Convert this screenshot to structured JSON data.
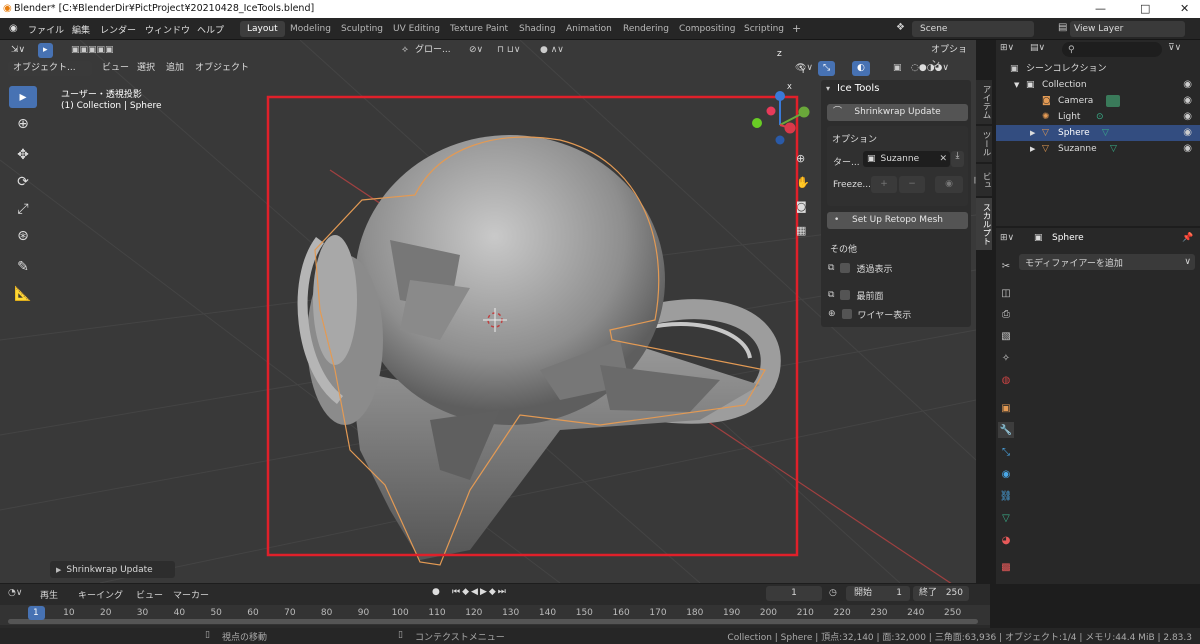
{
  "window": {
    "title": "Blender* [C:¥BlenderDir¥PictProject¥20210428_IceTools.blend]",
    "minimize": "—",
    "maximize": "□",
    "close": "✕"
  },
  "menubar": {
    "items": [
      "ファイル",
      "編集",
      "レンダー",
      "ウィンドウ",
      "ヘルプ"
    ]
  },
  "workspaces": {
    "tabs": [
      "Layout",
      "Modeling",
      "Sculpting",
      "UV Editing",
      "Texture Paint",
      "Shading",
      "Animation",
      "Rendering",
      "Compositing",
      "Scripting"
    ],
    "active": "Layout",
    "add": "+"
  },
  "scene": {
    "name": "Scene",
    "view_layer": "View Layer"
  },
  "viewport": {
    "mode": "オブジェクト...",
    "menus": [
      "ビュー",
      "選択",
      "追加",
      "オブジェクト"
    ],
    "transform_orientation": "グロー...",
    "options": "オプション",
    "view_name": "ユーザー・透視投影",
    "collection_info": "(1) Collection | Sphere",
    "operator_panel": "Shrinkwrap Update"
  },
  "gizmo": {
    "z": "Z",
    "y": "Y",
    "x": "X"
  },
  "npanel": {
    "header": "Ice Tools",
    "shrinkwrap_button": "Shrinkwrap Update",
    "options_label": "オプション",
    "target_label": "ター...",
    "target_value": "Suzanne",
    "freeze_label": "Freeze...",
    "retopo_button": "Set Up Retopo Mesh",
    "other_label": "その他",
    "checkboxes": [
      "透過表示",
      "最前面",
      "ワイヤー表示"
    ],
    "tabs": [
      "アイテム",
      "ツール",
      "ビュー",
      "スカルプト"
    ]
  },
  "outliner": {
    "scene_collection": "シーンコレクション",
    "collection": "Collection",
    "items": [
      "Camera",
      "Light",
      "Sphere",
      "Suzanne"
    ]
  },
  "properties": {
    "object_name": "Sphere",
    "add_modifier": "モディファイアーを追加"
  },
  "timeline": {
    "menus": [
      "再生",
      "キーイング",
      "ビュー",
      "マーカー"
    ],
    "current_frame": "1",
    "start_label": "開始",
    "start": "1",
    "end_label": "終了",
    "end": "250",
    "ticks": [
      "1",
      "10",
      "20",
      "30",
      "40",
      "50",
      "60",
      "70",
      "80",
      "90",
      "100",
      "110",
      "120",
      "130",
      "140",
      "150",
      "160",
      "170",
      "180",
      "190",
      "200",
      "210",
      "220",
      "230",
      "240",
      "250"
    ]
  },
  "status": {
    "left": "視点の移動",
    "middle": "コンテクストメニュー",
    "right": "Collection | Sphere | 頂点:32,140 | 面:32,000 | 三角面:63,936 | オブジェクト:1/4 | メモリ:44.4 MiB | 2.83.3"
  },
  "colors": {
    "accent": "#4772b3",
    "selection_box": "#e0202a",
    "object_outline": "#e39a54"
  }
}
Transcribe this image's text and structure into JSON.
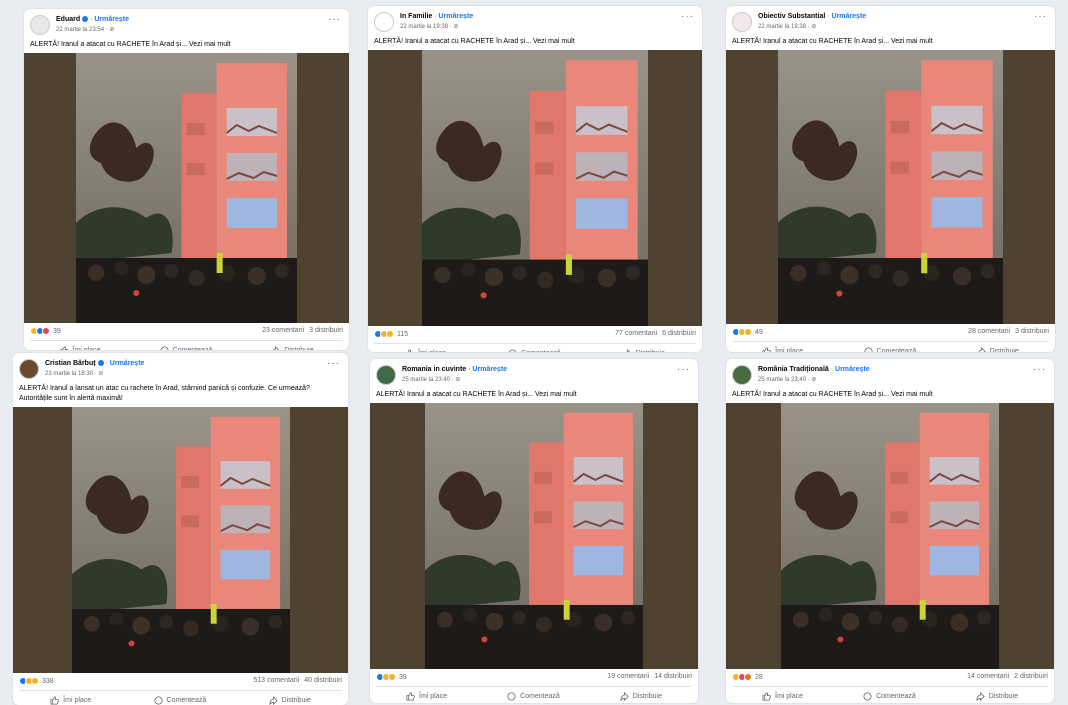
{
  "follow_label": "Urmărește",
  "more_label": "···",
  "actions": {
    "like": "Îmi place",
    "comment": "Comentează",
    "share": "Distribuie"
  },
  "posts": [
    {
      "author": "Eduard",
      "verified": true,
      "date": "22 martie la 23:54",
      "text": "ALERTĂ! Iranul a atacat cu RACHETE în Arad și... Vezi mai mult",
      "reactions_total": "39",
      "reaction_icons": [
        "haha-icon",
        "like-icon",
        "love-icon"
      ],
      "comments": "23 comentarii",
      "shares": "3 distribuiri",
      "avatar_color": "#e8e8e8"
    },
    {
      "author": "In Familie",
      "verified": false,
      "date": "22 martie la 19:38",
      "text": "ALERTĂ! Iranul a atacat cu RACHETE în Arad și... Vezi mai mult",
      "reactions_total": "115",
      "reaction_icons": [
        "like-icon",
        "haha-icon",
        "sad-icon"
      ],
      "comments": "77 comentarii",
      "shares": "6 distribuiri",
      "avatar_color": "#ffffff"
    },
    {
      "author": "Obiectiv Substantial",
      "verified": false,
      "date": "22 martie la 19:38",
      "text": "ALERTĂ! Iranul a atacat cu RACHETE în Arad și... Vezi mai mult",
      "reactions_total": "49",
      "reaction_icons": [
        "like-icon",
        "haha-icon",
        "wow-icon"
      ],
      "comments": "28 comentarii",
      "shares": "3 distribuiri",
      "avatar_color": "#f4e6ea"
    },
    {
      "author": "Cristian Bărbuț",
      "verified": true,
      "date": "23 martie la 18:30",
      "text": "ALERTĂ! Iranul a lansat un atac cu rachete în Arad, stârnind panică și confuzie. Ce urmează? Autoritățile sunt în alertă maximă!",
      "reactions_total": "338",
      "reaction_icons": [
        "like-icon",
        "haha-icon",
        "sad-icon"
      ],
      "comments": "513 comentarii",
      "shares": "40 distribuiri",
      "avatar_color": "#6b4a2f"
    },
    {
      "author": "Romania in cuvinte",
      "verified": false,
      "date": "25 martie la 23:40",
      "text": "ALERTĂ! Iranul a atacat cu RACHETE în Arad și... Vezi mai mult",
      "reactions_total": "39",
      "reaction_icons": [
        "like-icon",
        "haha-icon",
        "sad-icon"
      ],
      "comments": "19 comentarii",
      "shares": "14 distribuiri",
      "avatar_color": "#3d6b4a"
    },
    {
      "author": "România Tradițională",
      "verified": false,
      "date": "25 martie la 23:40",
      "text": "ALERTĂ! Iranul a atacat cu RACHETE în Arad și... Vezi mai mult",
      "reactions_total": "28",
      "reaction_icons": [
        "haha-icon",
        "love-icon",
        "angry-icon"
      ],
      "comments": "14 comentarii",
      "shares": "2 distribuiri",
      "avatar_color": "#4a6b3d"
    }
  ]
}
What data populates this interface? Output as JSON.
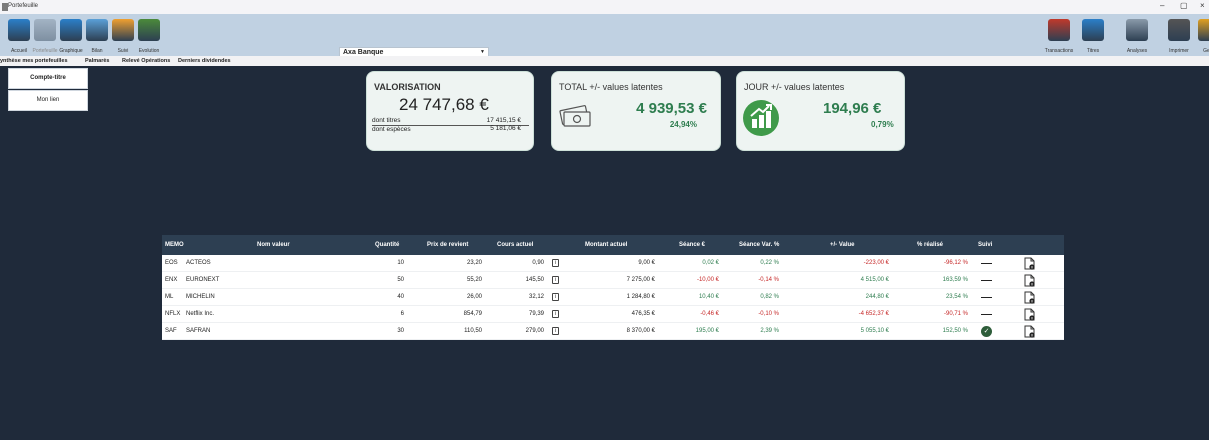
{
  "window": {
    "title": "Portefeuille",
    "controls": [
      "–",
      "▢",
      "×"
    ]
  },
  "toolbar": {
    "left": [
      {
        "label": "Accueil",
        "icon": "home-icon",
        "color": "#2b7fc9",
        "disabled": false
      },
      {
        "label": "Portefeuille",
        "icon": "wallet-icon",
        "color": "#7f8f9f",
        "disabled": true
      },
      {
        "label": "Graphique",
        "icon": "chart-icon",
        "color": "#2b7fc9",
        "disabled": false
      },
      {
        "label": "Bilan",
        "icon": "report-icon",
        "color": "#5aa0d8",
        "disabled": false
      },
      {
        "label": "Suivi",
        "icon": "folder-icon",
        "color": "#f0a030",
        "disabled": false
      },
      {
        "label": "Evolution",
        "icon": "evolution-icon",
        "color": "#4b8a3a",
        "disabled": false
      }
    ],
    "right": [
      {
        "label": "Transactions",
        "icon": "transactions-icon",
        "color": "#c0392b"
      },
      {
        "label": "Titres",
        "icon": "titles-icon",
        "color": "#2b7fc9"
      },
      {
        "label": "Analyses",
        "icon": "analysis-icon",
        "color": "#8a9aaa"
      },
      {
        "label": "Imprimer",
        "icon": "print-icon",
        "color": "#555555"
      },
      {
        "label": "Gesti",
        "icon": "manage-icon",
        "color": "#e0a020"
      }
    ],
    "bank": "Axa Banque"
  },
  "menubar": {
    "items": [
      "ynthèse mes portefeuilles",
      "Palmarès",
      "Relevé Opérations",
      "Derniers dividendes"
    ]
  },
  "leftnav": {
    "items": [
      {
        "label": "Compte-titre",
        "active": true
      },
      {
        "label": "Mon lien",
        "active": false
      }
    ]
  },
  "cards": {
    "valorisation": {
      "title": "VALORISATION",
      "value": "24 747,68 €",
      "titres_label": "dont titres",
      "titres_value": "17 415,15 €",
      "especes_label": "dont espèces",
      "especes_value": "5 181,06 €"
    },
    "total": {
      "title": "TOTAL +/- values latentes",
      "value": "4 939,53 €",
      "pct": "24,94%"
    },
    "jour": {
      "title": "JOUR +/- values latentes",
      "value": "194,96 €",
      "pct": "0,79%"
    }
  },
  "table": {
    "headers": [
      "MEMO",
      "Nom valeur",
      "Quantité",
      "Prix de revient",
      "Cours actuel",
      "Montant actuel",
      "Séance €",
      "Séance Var. %",
      "+/- Value",
      "% réalisé",
      "Suivi"
    ],
    "rows": [
      {
        "memo": "EOS",
        "nom": "ACTEOS",
        "qte": "10",
        "prix": "23,20",
        "cours": "0,90",
        "montant": "9,00 €",
        "seance": "0,02 €",
        "seance_sign": "pos",
        "var": "0,22 %",
        "var_sign": "pos",
        "pv": "-223,00 €",
        "pv_sign": "neg",
        "real": "-96,12 %",
        "real_sign": "neg",
        "suivi": "dash"
      },
      {
        "memo": "ENX",
        "nom": "EURONEXT",
        "qte": "50",
        "prix": "55,20",
        "cours": "145,50",
        "montant": "7 275,00 €",
        "seance": "-10,00 €",
        "seance_sign": "neg",
        "var": "-0,14 %",
        "var_sign": "neg",
        "pv": "4 515,00 €",
        "pv_sign": "pos",
        "real": "163,59 %",
        "real_sign": "pos",
        "suivi": "dash"
      },
      {
        "memo": "ML",
        "nom": "MICHELIN",
        "qte": "40",
        "prix": "26,00",
        "cours": "32,12",
        "montant": "1 284,80 €",
        "seance": "10,40 €",
        "seance_sign": "pos",
        "var": "0,82 %",
        "var_sign": "pos",
        "pv": "244,80 €",
        "pv_sign": "pos",
        "real": "23,54 %",
        "real_sign": "pos",
        "suivi": "dash"
      },
      {
        "memo": "NFLX",
        "nom": "Netflix Inc.",
        "qte": "6",
        "prix": "854,79",
        "cours": "79,39",
        "montant": "476,35 €",
        "seance": "-0,46 €",
        "seance_sign": "neg",
        "var": "-0,10 %",
        "var_sign": "neg",
        "pv": "-4 652,37 €",
        "pv_sign": "neg",
        "real": "-90,71 %",
        "real_sign": "neg",
        "suivi": "dash"
      },
      {
        "memo": "SAF",
        "nom": "SAFRAN",
        "qte": "30",
        "prix": "110,50",
        "cours": "279,00",
        "montant": "8 370,00 €",
        "seance": "195,00 €",
        "seance_sign": "pos",
        "var": "2,39 %",
        "var_sign": "pos",
        "pv": "5 055,10 €",
        "pv_sign": "pos",
        "real": "152,50 %",
        "real_sign": "pos",
        "suivi": "check"
      }
    ]
  },
  "colors": {
    "positive": "#2e7d4f",
    "negative": "#c62828",
    "background": "#1f2a3a",
    "toolbar": "#c0d1e2"
  }
}
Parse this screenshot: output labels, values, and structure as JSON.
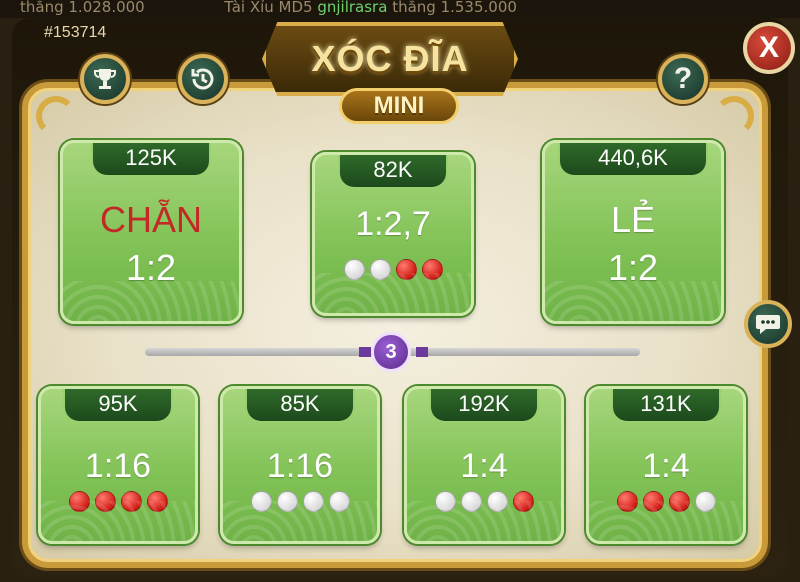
{
  "ticker": {
    "text_1": "thắng  1.028.000",
    "text_2": "Tài Xỉu MD5 ",
    "name": "gnjilrasra",
    "text_3": " thắng  1.535.000"
  },
  "session_id": "#153714",
  "title": "XÓC ĐĨA",
  "subtitle": "MINI",
  "buttons": {
    "close": "X",
    "help": "?"
  },
  "slider": {
    "value": "3"
  },
  "colors": {
    "panel_green": "#7fc154",
    "tab_dark_green": "#1d4a1c",
    "gold": "#d9b25a",
    "red_text": "#c42826",
    "knob_purple": "#5a2a8a"
  },
  "top_panels": [
    {
      "amount": "125K",
      "label": "CHẴN",
      "ratio": "1:2"
    },
    {
      "amount": "82K",
      "ratio": "1:2,7",
      "dots": [
        "white",
        "white",
        "red",
        "red"
      ]
    },
    {
      "amount": "440,6K",
      "label": "LẺ",
      "ratio": "1:2"
    }
  ],
  "bottom_panels": [
    {
      "amount": "95K",
      "ratio": "1:16",
      "dots": [
        "red",
        "red",
        "red",
        "red"
      ]
    },
    {
      "amount": "85K",
      "ratio": "1:16",
      "dots": [
        "white",
        "white",
        "white",
        "white"
      ]
    },
    {
      "amount": "192K",
      "ratio": "1:4",
      "dots": [
        "white",
        "white",
        "white",
        "red"
      ]
    },
    {
      "amount": "131K",
      "ratio": "1:4",
      "dots": [
        "red",
        "red",
        "red",
        "white"
      ]
    }
  ]
}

**Task prompt:** Of all the lines in the data above, state how many include "values". Say only the number.

**Answer to the task:** 3